▸ Supplied passage
╭──

On the 25th of November, the Day of Elimination of Violence Against Women, protests were held in Istanbul. These protests resulted in the brutalization and detaining of 200 women by Turkish police, with one woman enduring a broken leg. At the same time across the border in North and East Syria (NES), Turkish artillery and warplanes are striking necessary infrastructure and killing civilians. These two events should not be looked at in isolation, as they couldn’t be more connected.
Two days later, on the 27th, footage was released by JinNews showing evidence of systematic rape and torture of a women being held in a Turkish prison. Her name was Garibe Gezer, and she was a Kurdish political prisoner until she lost her life in her prison cell under suspicious circumstances in December 2021.
Women protest against violence against women in Istanbul despite being banned from doing so. During the protests women expressed solidarity with the women’s revolt in Iran, and condemned Turkey’s attack on the women’s revolution in North East Syria.
The protesters in Istanbul expressed solidarity with the women’s revolt in Iran utilizing the slogan Jin, Jiyan, Azadi (translated to women, life, freedom) and also loudly condemned Turkey’s attacks on NES. Turkish police attempted to prevent the women from using the Kurdish feminist slogan, and successfully prevented a banner which read – “From Afghanistan to Iran, from Iran to Kurdistan, from Kurdistan to Turkey, the feminist fire will not go out!” from being taken into the demonstration.

╰──

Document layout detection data
╭──

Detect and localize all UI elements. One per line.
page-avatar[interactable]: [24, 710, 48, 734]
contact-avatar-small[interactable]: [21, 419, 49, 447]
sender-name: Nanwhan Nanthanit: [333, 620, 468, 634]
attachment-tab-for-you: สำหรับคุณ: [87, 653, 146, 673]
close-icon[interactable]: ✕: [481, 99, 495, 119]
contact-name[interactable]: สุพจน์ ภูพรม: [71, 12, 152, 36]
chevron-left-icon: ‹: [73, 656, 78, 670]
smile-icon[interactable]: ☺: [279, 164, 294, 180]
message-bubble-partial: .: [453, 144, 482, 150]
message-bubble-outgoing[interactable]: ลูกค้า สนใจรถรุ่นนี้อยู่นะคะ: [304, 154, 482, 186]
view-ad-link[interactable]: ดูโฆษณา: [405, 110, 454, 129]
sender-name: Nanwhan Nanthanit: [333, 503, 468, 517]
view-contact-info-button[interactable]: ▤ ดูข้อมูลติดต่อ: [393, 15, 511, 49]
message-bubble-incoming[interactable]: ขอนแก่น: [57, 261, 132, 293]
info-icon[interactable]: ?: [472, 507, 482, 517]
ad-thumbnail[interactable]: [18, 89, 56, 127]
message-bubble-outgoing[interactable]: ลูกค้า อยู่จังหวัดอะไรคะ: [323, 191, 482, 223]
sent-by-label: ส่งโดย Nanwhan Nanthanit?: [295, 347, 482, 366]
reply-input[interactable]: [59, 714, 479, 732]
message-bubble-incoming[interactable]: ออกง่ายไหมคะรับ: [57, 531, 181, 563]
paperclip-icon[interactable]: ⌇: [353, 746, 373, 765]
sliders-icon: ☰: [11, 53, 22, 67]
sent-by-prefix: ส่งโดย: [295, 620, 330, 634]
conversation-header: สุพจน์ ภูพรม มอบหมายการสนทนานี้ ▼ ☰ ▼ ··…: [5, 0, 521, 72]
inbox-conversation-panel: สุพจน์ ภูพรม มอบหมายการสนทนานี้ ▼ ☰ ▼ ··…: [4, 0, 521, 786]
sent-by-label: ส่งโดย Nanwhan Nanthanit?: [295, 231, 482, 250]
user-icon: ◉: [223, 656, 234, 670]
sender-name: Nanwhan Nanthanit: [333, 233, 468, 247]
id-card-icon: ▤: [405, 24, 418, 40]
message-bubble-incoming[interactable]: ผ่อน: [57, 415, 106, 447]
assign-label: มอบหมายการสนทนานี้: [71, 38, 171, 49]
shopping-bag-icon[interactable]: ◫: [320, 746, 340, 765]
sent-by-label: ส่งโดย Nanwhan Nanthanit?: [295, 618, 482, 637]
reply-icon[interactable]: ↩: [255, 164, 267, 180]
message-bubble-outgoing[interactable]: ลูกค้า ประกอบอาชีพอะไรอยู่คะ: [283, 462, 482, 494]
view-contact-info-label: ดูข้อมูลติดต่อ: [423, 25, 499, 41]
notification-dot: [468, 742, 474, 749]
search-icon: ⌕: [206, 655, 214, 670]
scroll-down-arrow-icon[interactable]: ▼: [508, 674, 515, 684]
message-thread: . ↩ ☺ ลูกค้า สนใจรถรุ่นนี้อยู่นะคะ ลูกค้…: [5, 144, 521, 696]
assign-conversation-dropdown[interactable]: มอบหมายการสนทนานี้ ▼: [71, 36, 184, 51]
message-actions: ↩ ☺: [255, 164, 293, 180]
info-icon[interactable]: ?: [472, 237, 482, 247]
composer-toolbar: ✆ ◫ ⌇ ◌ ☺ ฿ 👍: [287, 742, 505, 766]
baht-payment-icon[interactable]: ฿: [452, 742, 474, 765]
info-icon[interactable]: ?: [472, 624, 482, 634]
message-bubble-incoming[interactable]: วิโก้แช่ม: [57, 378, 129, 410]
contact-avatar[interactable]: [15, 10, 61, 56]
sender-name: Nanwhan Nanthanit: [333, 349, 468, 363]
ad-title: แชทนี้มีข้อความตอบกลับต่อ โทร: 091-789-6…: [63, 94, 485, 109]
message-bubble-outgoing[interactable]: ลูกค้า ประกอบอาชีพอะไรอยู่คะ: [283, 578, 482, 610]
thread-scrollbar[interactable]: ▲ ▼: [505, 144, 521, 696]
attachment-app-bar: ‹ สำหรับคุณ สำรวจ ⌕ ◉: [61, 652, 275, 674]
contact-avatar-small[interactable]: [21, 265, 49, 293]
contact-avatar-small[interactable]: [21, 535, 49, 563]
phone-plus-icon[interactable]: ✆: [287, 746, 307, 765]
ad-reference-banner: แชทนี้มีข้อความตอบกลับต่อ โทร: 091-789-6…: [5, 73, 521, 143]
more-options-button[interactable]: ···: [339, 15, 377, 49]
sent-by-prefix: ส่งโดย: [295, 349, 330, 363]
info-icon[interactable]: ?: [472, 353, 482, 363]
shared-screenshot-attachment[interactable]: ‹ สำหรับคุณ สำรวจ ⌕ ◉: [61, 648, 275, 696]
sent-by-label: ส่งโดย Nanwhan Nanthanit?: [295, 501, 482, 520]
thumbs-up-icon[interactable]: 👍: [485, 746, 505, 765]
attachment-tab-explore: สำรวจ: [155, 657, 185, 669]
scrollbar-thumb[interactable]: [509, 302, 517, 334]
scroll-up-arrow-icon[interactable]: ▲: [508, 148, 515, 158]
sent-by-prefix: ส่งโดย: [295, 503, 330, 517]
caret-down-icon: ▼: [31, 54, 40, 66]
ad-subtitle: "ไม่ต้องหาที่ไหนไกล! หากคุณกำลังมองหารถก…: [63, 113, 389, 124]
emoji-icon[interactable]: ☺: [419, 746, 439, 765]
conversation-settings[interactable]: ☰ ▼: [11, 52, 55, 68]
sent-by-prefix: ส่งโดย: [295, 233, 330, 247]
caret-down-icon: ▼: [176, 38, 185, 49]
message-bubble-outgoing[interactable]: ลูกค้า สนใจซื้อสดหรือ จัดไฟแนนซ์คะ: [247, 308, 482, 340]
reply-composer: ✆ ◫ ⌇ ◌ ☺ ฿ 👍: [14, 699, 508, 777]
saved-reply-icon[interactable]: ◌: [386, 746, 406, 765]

╰──

▸ What is expected
According to the passage about the Istanbul protests, how many women did Turkish police detain, and what injury did one woman suffer?

▸ Your response
Turkish police detained 200 women, and one woman suffered a broken leg.